**TASK STATEMENT**
Locate all lines in the data below that hold "homed" and show them.

**MATERIAL SHOWN**
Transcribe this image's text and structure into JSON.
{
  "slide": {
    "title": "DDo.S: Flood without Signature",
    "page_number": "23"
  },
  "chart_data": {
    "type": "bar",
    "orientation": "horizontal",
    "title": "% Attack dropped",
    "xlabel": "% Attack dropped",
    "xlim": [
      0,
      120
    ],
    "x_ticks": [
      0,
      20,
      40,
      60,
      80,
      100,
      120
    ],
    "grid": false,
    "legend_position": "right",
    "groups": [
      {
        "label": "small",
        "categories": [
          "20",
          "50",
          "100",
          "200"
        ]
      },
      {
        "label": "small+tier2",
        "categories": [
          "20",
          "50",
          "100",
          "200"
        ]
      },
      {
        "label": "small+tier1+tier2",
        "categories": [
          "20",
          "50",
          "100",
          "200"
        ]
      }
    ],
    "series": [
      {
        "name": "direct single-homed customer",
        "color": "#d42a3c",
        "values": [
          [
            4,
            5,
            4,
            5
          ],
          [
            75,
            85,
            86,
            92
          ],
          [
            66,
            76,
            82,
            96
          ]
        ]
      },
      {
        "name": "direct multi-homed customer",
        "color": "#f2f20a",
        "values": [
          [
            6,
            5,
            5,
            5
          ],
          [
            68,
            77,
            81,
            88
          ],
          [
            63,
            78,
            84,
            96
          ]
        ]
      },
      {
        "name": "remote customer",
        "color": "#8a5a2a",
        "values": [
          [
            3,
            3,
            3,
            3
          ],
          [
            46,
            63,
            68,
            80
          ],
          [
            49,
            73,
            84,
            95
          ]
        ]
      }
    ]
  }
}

**WRITTEN RESPONSE**
        "name": "direct single-homed customer",
        "name": "direct multi-homed customer",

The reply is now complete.